(Task objective) Your task is to reproduce exactly the lines from the line with "What does this" through the end of the records below.

(Data provided)
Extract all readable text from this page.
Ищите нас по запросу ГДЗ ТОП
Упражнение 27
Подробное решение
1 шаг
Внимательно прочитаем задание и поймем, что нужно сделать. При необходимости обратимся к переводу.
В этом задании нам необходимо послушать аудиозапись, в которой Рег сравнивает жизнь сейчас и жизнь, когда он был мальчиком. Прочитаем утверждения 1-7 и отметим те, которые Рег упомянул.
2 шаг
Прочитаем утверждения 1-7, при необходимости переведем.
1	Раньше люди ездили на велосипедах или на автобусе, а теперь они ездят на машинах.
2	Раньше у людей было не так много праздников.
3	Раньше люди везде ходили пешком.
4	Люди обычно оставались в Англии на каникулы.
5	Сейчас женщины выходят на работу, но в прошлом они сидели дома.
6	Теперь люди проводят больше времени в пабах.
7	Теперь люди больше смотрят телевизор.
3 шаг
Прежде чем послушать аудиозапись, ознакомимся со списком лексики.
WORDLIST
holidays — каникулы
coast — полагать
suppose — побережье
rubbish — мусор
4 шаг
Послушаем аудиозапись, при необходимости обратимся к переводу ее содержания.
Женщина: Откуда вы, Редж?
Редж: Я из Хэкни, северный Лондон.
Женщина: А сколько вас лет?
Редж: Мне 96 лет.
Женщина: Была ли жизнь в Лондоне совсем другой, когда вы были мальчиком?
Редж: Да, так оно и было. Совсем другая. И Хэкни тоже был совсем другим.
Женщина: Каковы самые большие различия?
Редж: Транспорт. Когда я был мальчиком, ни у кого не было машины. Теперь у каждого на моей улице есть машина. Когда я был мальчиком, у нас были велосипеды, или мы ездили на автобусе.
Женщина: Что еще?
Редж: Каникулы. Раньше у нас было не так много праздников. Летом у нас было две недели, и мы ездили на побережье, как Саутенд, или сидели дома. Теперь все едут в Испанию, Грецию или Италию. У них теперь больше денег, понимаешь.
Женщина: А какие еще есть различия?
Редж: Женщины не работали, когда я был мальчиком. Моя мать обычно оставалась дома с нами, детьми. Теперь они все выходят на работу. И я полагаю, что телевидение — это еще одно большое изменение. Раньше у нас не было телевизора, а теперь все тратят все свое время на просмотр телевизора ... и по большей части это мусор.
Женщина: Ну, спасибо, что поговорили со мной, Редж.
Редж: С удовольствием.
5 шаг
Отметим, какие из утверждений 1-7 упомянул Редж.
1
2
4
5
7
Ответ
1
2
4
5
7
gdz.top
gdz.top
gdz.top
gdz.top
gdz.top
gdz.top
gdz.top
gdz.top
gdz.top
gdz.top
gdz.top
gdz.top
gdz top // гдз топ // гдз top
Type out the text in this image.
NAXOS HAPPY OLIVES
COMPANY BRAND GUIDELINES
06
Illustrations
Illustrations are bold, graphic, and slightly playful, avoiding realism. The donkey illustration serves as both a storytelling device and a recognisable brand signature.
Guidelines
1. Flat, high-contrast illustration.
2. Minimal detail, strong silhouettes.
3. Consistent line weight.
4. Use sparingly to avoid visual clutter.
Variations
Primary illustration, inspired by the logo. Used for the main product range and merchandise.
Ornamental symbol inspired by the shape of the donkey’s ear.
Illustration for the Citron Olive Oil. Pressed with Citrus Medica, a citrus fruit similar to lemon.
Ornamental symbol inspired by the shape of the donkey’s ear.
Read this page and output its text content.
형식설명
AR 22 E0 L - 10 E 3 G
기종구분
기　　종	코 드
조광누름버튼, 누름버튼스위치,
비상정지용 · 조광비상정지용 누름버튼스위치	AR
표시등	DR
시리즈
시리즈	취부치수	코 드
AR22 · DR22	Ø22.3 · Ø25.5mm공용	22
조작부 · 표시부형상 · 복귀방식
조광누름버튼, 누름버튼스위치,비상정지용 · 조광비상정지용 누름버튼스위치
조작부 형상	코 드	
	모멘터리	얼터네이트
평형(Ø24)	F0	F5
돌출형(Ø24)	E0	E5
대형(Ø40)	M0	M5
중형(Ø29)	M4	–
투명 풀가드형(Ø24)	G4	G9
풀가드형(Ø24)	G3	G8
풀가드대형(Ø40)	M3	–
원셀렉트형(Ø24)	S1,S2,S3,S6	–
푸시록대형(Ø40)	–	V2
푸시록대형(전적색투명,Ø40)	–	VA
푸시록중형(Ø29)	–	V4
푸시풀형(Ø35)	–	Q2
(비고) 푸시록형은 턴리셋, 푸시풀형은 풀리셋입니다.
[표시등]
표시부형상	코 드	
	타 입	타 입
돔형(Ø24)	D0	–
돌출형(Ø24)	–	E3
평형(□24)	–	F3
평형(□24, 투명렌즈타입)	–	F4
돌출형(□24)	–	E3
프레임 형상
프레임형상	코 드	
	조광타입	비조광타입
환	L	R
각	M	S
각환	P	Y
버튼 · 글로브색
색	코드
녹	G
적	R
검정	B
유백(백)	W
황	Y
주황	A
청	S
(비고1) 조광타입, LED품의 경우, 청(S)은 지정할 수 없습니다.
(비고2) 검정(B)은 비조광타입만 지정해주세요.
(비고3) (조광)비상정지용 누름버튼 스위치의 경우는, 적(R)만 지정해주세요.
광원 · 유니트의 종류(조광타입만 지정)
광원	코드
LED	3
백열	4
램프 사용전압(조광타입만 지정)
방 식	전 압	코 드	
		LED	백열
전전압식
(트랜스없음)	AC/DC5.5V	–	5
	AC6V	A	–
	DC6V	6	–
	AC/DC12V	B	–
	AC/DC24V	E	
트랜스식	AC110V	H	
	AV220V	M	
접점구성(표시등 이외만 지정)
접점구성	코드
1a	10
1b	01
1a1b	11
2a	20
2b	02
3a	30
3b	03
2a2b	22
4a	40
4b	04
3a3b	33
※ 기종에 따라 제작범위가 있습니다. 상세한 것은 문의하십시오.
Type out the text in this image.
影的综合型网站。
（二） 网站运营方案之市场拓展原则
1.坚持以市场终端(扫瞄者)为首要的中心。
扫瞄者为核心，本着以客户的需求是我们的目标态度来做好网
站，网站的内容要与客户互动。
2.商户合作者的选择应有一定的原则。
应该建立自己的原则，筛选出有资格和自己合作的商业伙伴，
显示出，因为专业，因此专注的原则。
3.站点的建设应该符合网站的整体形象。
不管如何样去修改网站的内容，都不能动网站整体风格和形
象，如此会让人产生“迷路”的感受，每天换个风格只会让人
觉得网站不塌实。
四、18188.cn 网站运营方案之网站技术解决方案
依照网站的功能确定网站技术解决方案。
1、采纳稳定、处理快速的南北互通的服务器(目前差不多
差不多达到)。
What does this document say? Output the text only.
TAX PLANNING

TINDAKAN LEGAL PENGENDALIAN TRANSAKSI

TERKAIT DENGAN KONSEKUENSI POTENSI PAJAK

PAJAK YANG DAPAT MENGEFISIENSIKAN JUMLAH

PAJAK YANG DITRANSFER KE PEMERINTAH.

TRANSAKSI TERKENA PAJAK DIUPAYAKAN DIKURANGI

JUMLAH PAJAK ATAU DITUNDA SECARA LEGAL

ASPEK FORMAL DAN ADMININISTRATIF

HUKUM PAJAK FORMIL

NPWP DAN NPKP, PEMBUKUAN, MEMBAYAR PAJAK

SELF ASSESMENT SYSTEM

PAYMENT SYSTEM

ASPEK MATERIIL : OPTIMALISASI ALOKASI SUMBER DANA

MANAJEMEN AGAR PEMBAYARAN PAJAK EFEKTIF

(Solution to this problem)
What does this document say? Output the text only.
TAX PLANNING

TINDAKAN LEGAL PENGENDALIAN TRANSAKSI

TERKAIT DENGAN KONSEKUENSI POTENSI PAJAK

PAJAK YANG DAPAT MENGEFISIENSIKAN JUMLAH

PAJAK YANG DITRANSFER KE PEMERINTAH.

TRANSAKSI TERKENA PAJAK DIUPAYAKAN DIKURANGI

JUMLAH PAJAK ATAU DITUNDA SECARA LEGAL

ASPEK FORMAL DAN ADMININISTRATIF

HUKUM PAJAK FORMIL

NPWP DAN NPKP, PEMBUKUAN, MEMBAYAR PAJAK

SELF ASSESMENT SYSTEM

PAYMENT SYSTEM

ASPEK MATERIIL : OPTIMALISASI ALOKASI SUMBER DANA

MANAJEMEN AGAR PEMBAYARAN PAJAK EFEKTIF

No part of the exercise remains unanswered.